__Data supplied__
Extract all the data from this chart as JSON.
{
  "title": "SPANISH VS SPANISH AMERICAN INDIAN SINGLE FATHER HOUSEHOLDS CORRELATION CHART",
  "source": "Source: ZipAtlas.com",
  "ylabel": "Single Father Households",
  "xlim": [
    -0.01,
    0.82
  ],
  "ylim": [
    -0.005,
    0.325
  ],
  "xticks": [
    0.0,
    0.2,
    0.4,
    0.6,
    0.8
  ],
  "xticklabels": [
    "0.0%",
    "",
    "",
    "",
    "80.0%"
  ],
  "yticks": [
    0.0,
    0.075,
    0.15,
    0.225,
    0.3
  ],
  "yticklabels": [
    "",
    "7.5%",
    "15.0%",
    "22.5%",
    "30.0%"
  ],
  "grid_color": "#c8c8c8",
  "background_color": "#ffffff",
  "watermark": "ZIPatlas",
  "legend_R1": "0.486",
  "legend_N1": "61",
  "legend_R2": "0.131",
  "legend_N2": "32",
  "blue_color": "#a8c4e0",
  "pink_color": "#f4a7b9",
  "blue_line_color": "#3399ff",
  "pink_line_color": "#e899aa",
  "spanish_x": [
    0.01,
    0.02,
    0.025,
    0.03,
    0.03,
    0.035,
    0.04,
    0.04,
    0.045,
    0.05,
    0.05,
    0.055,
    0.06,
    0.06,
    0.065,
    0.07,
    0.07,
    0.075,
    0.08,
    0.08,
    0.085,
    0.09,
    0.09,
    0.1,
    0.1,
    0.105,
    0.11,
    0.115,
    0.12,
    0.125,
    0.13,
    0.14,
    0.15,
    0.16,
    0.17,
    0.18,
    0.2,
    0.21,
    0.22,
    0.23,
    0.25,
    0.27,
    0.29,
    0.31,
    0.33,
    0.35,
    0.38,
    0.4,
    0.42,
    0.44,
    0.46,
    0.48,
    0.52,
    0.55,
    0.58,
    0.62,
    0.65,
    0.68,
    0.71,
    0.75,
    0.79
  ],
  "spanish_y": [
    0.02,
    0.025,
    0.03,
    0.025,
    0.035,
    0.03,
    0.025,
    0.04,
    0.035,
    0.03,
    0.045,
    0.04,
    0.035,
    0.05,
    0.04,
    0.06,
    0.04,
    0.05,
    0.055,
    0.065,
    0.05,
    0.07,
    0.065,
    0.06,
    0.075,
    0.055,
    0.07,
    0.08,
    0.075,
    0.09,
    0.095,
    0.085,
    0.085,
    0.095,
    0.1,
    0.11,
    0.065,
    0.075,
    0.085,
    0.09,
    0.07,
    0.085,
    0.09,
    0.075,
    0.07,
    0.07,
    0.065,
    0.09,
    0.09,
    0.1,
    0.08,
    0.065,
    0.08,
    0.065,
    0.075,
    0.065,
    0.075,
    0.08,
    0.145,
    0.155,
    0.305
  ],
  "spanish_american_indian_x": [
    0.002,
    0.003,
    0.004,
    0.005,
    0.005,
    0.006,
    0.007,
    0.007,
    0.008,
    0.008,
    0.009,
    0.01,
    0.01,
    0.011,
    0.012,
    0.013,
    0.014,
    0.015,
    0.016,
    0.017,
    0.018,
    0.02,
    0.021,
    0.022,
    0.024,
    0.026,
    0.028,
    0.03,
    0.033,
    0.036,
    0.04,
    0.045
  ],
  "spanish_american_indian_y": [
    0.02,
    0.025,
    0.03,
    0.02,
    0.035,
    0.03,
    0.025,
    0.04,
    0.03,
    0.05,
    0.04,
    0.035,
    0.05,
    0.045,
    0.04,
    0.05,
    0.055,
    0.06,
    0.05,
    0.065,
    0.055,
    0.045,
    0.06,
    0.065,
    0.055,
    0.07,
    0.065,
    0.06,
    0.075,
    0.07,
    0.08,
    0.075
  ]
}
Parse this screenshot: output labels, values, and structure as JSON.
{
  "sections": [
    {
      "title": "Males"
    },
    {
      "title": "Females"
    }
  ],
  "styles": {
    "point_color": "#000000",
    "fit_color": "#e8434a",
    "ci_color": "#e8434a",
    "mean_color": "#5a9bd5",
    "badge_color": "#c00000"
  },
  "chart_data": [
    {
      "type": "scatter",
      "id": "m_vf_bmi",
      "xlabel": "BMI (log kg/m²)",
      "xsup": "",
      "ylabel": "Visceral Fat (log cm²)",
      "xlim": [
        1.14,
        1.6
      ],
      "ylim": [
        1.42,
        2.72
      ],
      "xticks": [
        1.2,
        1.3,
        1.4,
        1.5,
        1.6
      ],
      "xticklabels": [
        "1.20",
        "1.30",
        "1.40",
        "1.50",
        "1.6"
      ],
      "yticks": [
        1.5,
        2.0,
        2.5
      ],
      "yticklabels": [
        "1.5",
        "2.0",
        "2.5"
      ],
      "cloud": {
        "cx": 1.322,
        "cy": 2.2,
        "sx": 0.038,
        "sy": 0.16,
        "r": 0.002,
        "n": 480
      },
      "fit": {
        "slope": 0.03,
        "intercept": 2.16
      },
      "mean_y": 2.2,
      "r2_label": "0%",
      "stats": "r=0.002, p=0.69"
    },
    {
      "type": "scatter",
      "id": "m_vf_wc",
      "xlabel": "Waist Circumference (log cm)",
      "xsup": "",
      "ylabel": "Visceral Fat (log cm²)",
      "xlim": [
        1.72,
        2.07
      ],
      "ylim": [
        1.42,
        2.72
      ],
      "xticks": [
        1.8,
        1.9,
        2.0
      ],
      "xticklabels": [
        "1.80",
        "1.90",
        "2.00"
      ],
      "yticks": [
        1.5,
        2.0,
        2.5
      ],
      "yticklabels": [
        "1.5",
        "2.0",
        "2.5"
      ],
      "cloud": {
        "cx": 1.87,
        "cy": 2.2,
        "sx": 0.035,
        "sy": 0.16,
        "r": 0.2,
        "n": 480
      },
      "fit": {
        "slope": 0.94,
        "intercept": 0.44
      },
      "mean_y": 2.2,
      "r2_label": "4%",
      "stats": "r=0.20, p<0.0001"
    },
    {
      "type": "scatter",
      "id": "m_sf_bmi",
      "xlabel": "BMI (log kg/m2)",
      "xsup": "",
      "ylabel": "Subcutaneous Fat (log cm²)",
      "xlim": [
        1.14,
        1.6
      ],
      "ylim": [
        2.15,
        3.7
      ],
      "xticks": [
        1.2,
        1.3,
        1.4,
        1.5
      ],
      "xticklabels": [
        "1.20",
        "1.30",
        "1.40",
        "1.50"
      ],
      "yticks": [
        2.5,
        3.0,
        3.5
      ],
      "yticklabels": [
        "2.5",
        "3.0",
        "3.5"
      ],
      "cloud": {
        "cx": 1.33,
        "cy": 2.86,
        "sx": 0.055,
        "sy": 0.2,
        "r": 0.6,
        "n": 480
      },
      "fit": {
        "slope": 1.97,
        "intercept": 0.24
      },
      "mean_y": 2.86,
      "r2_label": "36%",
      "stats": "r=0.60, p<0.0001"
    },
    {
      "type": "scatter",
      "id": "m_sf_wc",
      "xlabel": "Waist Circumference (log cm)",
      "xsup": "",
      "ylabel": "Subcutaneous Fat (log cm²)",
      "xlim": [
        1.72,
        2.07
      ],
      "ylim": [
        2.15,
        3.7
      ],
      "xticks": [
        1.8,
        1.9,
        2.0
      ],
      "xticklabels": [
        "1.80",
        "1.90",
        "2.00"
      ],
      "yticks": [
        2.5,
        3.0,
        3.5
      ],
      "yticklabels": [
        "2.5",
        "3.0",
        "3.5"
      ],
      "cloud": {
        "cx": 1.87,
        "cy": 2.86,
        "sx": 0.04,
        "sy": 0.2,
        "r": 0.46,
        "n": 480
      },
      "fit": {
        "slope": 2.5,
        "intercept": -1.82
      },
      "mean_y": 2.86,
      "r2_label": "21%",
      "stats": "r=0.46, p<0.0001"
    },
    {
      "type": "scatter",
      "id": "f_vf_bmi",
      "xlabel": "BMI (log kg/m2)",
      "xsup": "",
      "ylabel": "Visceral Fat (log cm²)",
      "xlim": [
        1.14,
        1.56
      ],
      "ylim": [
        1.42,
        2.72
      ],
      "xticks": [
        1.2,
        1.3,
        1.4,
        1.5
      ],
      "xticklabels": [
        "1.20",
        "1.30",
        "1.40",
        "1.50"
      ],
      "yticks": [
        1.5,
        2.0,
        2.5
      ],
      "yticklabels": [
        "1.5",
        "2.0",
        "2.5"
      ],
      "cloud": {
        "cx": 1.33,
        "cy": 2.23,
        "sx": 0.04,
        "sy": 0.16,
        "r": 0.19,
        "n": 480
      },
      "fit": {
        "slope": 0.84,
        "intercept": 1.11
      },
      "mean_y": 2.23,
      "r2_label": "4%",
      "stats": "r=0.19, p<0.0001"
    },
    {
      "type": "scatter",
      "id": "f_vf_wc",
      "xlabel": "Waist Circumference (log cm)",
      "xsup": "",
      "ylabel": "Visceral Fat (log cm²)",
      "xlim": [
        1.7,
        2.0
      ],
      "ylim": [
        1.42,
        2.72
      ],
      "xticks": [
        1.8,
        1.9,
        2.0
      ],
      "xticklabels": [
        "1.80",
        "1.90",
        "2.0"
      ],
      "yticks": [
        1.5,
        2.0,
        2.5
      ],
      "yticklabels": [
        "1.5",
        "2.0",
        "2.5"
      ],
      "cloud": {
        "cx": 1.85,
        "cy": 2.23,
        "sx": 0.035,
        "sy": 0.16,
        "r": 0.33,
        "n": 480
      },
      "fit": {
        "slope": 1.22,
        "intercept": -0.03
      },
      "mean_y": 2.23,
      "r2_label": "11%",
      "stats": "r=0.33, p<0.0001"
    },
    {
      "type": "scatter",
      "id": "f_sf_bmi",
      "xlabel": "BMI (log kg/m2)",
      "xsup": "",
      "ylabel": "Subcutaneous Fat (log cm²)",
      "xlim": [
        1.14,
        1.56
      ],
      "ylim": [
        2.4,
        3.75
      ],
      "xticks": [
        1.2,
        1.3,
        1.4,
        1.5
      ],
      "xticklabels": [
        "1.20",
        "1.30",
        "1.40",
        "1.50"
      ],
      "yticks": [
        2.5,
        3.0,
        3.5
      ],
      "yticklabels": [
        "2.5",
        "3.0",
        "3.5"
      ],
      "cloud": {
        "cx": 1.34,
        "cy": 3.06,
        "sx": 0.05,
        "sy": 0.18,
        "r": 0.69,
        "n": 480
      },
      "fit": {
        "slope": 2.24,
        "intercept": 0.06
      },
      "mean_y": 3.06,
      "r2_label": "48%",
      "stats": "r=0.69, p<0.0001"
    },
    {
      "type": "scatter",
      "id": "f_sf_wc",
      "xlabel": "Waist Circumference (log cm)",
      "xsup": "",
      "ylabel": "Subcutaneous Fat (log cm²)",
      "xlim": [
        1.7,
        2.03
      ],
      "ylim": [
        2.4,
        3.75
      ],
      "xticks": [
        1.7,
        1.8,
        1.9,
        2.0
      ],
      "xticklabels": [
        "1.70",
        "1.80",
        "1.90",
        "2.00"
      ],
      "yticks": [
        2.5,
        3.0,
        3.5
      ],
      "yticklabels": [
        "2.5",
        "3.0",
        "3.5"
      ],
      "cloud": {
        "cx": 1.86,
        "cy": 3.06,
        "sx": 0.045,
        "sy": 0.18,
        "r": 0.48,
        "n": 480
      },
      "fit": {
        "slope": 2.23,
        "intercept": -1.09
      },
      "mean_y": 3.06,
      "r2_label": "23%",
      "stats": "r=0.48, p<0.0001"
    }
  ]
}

__Requirement__
Copy out all lines from the material above that contain the string "stats".

__Output for this exercise__
      "stats": "r=0.002, p=0.69"
      "stats": "r=0.20, p<0.0001"
      "stats": "r=0.60, p<0.0001"
      "stats": "r=0.46, p<0.0001"
      "stats": "r=0.19, p<0.0001"
      "stats": "r=0.33, p<0.0001"
      "stats": "r=0.69, p<0.0001"
      "stats": "r=0.48, p<0.0001"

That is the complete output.